[Text block — start]

    To make matters even more paradoxical, oil prices typically rise as the dollar falls. Had oil been traded in dollars when Triffin devised his theory, perhaps it would have been called something like ‘Triffin’s Double Whammy Paradox’.
    Conversely, I have no trouble understanding how a dollar devaluation shifts US debt to the ROW.

  2. don

    I think this is an excellent and informative post. However, one question at the end – if U.S. domestic demand falls and we are already in a liquidity trap (so the decline in demand would not be accompanied by a decline in domestic interest rates), would this tend to cause dollar depreciation, or dollar appreciation, all else equal? The decline in import demand would reduce the demand for foreign exchange …

  3. ppcm

    The world trade collapse in 2008 looks for a culprit,above of this post charts offer the degree of offense, from trade friction 1930 to demand collapse.
    In 1930 the financial crisis had a slow timing in its worldwide spread out.It started in the USA and UK all together,reached continental Europe one year after.
    Even in continental Europe, the time lags of the crisis effects were noticeable,Germany and then France.Correlatively the recoveries were as well uneven in time.
    To illustrate above, in 1930 USA export to Europe were decreased (automobiles down 51%,machineries) by 30% to 1.5 trillion usd, when the imports from Europe decreased by 39%. Smooth Hawley tariff act June 1930, testifies for the trade friction.
    2008 looks for a mobile and money (liquidity trap) supplies the usual, still the worldwide time coincidence of the trade collapse is very odd.
    Looking in to the World trade data East Asia (China,Tawain,Korea,Thailand,Philipines,Vietnam..) are representing 18.4 % of the world GDP and yet 25% of the world total export.They offer a good sample of integrated production, where any demand chock at one of the component of chain of supply and manufacturing would interrupt the integrated process ( source:Regional productive integration in East Asia Nobuaki Hamaguchi research institute for Economics and business admministration Kobe university).
    Was is it the vertical specialization including the manufacturing execution system (on line information on production schedule and material delivery) ?
    Reading the charts from P22 to P29 of the same paper, may outline the dependence of the vertical specialization within the East Asia region.It does not supply convincing explanation for the coincident collapse of the world trade in 2008.

  4. AWH

    useful and helps me define things.

[Text block — finish]

Using the information:
(1) According to the comments on the dollar and world trade, what share of world GDP does East Asia represent?
(2) Reproduce the comments on the dollar and world trade word for word, everything from "Was is it the" down to "trade in 2008.".
(3) Write the next part of the comments on the dollar and world trade, picking up after their final sentence.
None of the records are needed for the work here.

[Information provided — start]

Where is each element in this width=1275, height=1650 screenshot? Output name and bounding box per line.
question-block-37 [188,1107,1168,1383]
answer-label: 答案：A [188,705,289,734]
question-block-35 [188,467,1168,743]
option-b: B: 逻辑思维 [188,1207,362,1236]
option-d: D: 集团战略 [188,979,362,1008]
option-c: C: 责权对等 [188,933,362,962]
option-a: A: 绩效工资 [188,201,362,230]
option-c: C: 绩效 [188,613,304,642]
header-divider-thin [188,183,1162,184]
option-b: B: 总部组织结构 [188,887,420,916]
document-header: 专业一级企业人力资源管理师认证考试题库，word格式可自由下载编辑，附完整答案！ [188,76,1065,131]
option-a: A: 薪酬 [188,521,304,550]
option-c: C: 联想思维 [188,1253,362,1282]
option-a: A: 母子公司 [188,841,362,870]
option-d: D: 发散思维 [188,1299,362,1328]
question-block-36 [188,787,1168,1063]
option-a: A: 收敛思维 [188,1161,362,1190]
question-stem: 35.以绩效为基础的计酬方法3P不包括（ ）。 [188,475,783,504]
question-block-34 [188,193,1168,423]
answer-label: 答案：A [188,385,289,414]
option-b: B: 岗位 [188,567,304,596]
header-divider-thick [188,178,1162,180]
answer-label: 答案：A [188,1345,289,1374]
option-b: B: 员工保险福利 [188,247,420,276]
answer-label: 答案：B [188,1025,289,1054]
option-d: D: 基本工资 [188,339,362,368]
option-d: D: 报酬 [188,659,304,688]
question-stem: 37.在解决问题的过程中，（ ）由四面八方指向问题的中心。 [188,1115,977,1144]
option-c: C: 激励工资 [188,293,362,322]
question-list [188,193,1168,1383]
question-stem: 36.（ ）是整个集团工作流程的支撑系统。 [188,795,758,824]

[Information provided — finish]

Outputs by task:
(1) 18.4 percent

(2)
Was is it the vertical specialization including the manufacturing execution system (on line information on production schedule and material delivery) ?
    Reading the charts from P22 to P29 of the same paper, may outline the dependence of the vertical specialization within the East Asia region.It does not supply convincing explanation for the coincident collapse of the world trade in 2008.

(3)
    but i am thinking there is large circularity problem in correlating with “demand”
    Which isnt actually demand at all but sales. sales that could be, and no doubt were, partly credit constrained?
    if you cant import any XXXX you cant buy any XXX?
    i am not ready to concede trade finance was a minor contributor yet…?

  5. ppcm

    May I suggest reading conclusion of the World trade organisation P30 on the same topic.
    http://www.wto.org/english/res_e/reser_e/ersd201008_e.pdf
    Embarrassed in the conclusion when it comes to identify a major cause of the sudden trade collapse in 2008.The same paper has thoroughly included vertical integration,elasticities,funding in its scope of survey.
    Are financial markets driven by official statistics?

  6. Menzie Chinn

    don: Since there is home bias in the consumption of goods and services, a decrease in home income should induce a greater than proportionate decrease in the relative price of home goods, and hence a decrease in the real value of the dollar. This is a very “real business cycle” interpretation of what would happen, but I’ve never been beholden to one approach or the other. One can put in money with cash in advance motivation; the effect I mentioned would still hold. With sticky prices, the effect would be delayed.

    AWH: Trade frictions appear important in certain cases, and apparently different methodologies provide different measures of the importance of trade frictions in the collapse of trade in 2008-09. However, note that trade financing constraints are a subset of these trade frictions, as estimated. Financing could have impacted via other channels, in terms of constraining purchases of durable goods. That was the point I made in my discussion of a paper presented at this conference.